— START Records —

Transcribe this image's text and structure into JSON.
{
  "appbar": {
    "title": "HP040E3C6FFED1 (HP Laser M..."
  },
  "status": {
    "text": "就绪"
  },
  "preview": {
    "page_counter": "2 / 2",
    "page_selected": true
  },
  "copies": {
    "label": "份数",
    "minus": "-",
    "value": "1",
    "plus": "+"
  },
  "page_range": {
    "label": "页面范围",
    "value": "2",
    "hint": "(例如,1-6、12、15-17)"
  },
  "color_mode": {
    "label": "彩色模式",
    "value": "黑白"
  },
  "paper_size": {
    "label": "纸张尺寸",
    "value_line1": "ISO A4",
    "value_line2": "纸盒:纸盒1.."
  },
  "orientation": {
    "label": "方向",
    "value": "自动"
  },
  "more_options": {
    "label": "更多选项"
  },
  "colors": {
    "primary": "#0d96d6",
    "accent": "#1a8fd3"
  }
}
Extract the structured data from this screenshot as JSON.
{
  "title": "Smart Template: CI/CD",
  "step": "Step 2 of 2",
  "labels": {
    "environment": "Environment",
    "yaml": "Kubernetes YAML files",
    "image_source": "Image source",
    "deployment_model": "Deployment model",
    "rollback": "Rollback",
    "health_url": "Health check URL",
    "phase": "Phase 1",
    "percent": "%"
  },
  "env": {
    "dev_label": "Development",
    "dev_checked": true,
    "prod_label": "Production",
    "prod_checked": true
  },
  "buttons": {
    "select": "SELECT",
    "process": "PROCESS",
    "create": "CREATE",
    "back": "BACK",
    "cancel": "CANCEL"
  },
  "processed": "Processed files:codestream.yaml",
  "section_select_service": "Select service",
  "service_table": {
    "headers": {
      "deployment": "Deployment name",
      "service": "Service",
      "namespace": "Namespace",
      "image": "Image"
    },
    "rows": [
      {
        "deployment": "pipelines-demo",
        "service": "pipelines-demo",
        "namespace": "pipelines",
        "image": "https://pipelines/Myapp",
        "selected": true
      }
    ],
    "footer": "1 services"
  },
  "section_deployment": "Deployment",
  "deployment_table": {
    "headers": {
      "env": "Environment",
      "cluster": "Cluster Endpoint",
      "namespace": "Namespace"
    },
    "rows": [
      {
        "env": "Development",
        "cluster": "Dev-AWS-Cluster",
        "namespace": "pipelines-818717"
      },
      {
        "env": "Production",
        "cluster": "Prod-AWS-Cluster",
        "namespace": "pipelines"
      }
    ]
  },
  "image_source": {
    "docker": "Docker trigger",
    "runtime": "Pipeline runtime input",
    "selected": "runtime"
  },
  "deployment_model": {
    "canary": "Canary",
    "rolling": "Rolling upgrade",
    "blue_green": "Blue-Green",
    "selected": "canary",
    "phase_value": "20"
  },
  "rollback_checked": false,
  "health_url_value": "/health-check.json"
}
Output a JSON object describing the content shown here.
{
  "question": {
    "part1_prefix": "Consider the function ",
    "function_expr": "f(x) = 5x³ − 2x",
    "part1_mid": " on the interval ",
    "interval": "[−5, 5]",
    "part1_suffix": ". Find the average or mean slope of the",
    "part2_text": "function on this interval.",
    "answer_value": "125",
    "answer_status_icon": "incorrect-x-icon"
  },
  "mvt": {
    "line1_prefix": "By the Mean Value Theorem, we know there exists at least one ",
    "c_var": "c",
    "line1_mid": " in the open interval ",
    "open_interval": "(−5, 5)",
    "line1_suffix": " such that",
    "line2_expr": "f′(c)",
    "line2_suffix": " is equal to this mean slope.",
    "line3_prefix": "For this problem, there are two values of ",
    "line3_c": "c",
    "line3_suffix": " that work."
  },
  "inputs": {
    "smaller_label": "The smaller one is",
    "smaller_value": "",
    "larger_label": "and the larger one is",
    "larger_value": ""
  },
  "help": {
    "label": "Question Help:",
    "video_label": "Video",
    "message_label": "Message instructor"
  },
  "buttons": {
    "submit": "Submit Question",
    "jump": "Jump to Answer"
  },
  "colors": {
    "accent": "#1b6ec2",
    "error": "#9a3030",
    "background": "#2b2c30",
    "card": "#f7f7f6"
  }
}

— END Records —

- [Task to carry out] Transcribe every entry verbatim.

- [Solution for this problem]
Transcribe this image's text and structure into JSON.
{
  "appbar": {
    "title": "HP040E3C6FFED1 (HP Laser M..."
  },
  "status": {
    "text": "就绪"
  },
  "preview": {
    "page_counter": "2 / 2",
    "page_selected": true
  },
  "copies": {
    "label": "份数",
    "minus": "-",
    "value": "1",
    "plus": "+"
  },
  "page_range": {
    "label": "页面范围",
    "value": "2",
    "hint": "(例如,1-6、12、15-17)"
  },
  "color_mode": {
    "label": "彩色模式",
    "value": "黑白"
  },
  "paper_size": {
    "label": "纸张尺寸",
    "value_line1": "ISO A4",
    "value_line2": "纸盒:纸盒1.."
  },
  "orientation": {
    "label": "方向",
    "value": "自动"
  },
  "more_options": {
    "label": "更多选项"
  },
  "colors": {
    "primary": "#0d96d6",
    "accent": "#1a8fd3"
  }
}
Extract the structured data from this screenshot as JSON.
{
  "title": "Smart Template: CI/CD",
  "step": "Step 2 of 2",
  "labels": {
    "environment": "Environment",
    "yaml": "Kubernetes YAML files",
    "image_source": "Image source",
    "deployment_model": "Deployment model",
    "rollback": "Rollback",
    "health_url": "Health check URL",
    "phase": "Phase 1",
    "percent": "%"
  },
  "env": {
    "dev_label": "Development",
    "dev_checked": true,
    "prod_label": "Production",
    "prod_checked": true
  },
  "buttons": {
    "select": "SELECT",
    "process": "PROCESS",
    "create": "CREATE",
    "back": "BACK",
    "cancel": "CANCEL"
  },
  "processed": "Processed files:codestream.yaml",
  "section_select_service": "Select service",
  "service_table": {
    "headers": {
      "deployment": "Deployment name",
      "service": "Service",
      "namespace": "Namespace",
      "image": "Image"
    },
    "rows": [
      {
        "deployment": "pipelines-demo",
        "service": "pipelines-demo",
        "namespace": "pipelines",
        "image": "https://pipelines/Myapp",
        "selected": true
      }
    ],
    "footer": "1 services"
  },
  "section_deployment": "Deployment",
  "deployment_table": {
    "headers": {
      "env": "Environment",
      "cluster": "Cluster Endpoint",
      "namespace": "Namespace"
    },
    "rows": [
      {
        "env": "Development",
        "cluster": "Dev-AWS-Cluster",
        "namespace": "pipelines-818717"
      },
      {
        "env": "Production",
        "cluster": "Prod-AWS-Cluster",
        "namespace": "pipelines"
      }
    ]
  },
  "image_source": {
    "docker": "Docker trigger",
    "runtime": "Pipeline runtime input",
    "selected": "runtime"
  },
  "deployment_model": {
    "canary": "Canary",
    "rolling": "Rolling upgrade",
    "blue_green": "Blue-Green",
    "selected": "canary",
    "phase_value": "20"
  },
  "rollback_checked": false,
  "health_url_value": "/health-check.json"
}
Output a JSON object describing the content shown here.
{
  "question": {
    "part1_prefix": "Consider the function ",
    "function_expr": "f(x) = 5x³ − 2x",
    "part1_mid": " on the interval ",
    "interval": "[−5, 5]",
    "part1_suffix": ". Find the average or mean slope of the",
    "part2_text": "function on this interval.",
    "answer_value": "125",
    "answer_status_icon": "incorrect-x-icon"
  },
  "mvt": {
    "line1_prefix": "By the Mean Value Theorem, we know there exists at least one ",
    "c_var": "c",
    "line1_mid": " in the open interval ",
    "open_interval": "(−5, 5)",
    "line1_suffix": " such that",
    "line2_expr": "f′(c)",
    "line2_suffix": " is equal to this mean slope.",
    "line3_prefix": "For this problem, there are two values of ",
    "line3_c": "c",
    "line3_suffix": " that work."
  },
  "inputs": {
    "smaller_label": "The smaller one is",
    "smaller_value": "",
    "larger_label": "and the larger one is",
    "larger_value": ""
  },
  "help": {
    "label": "Question Help:",
    "video_label": "Video",
    "message_label": "Message instructor"
  },
  "buttons": {
    "submit": "Submit Question",
    "jump": "Jump to Answer"
  },
  "colors": {
    "accent": "#1b6ec2",
    "error": "#9a3030",
    "background": "#2b2c30",
    "card": "#f7f7f6"
  }
}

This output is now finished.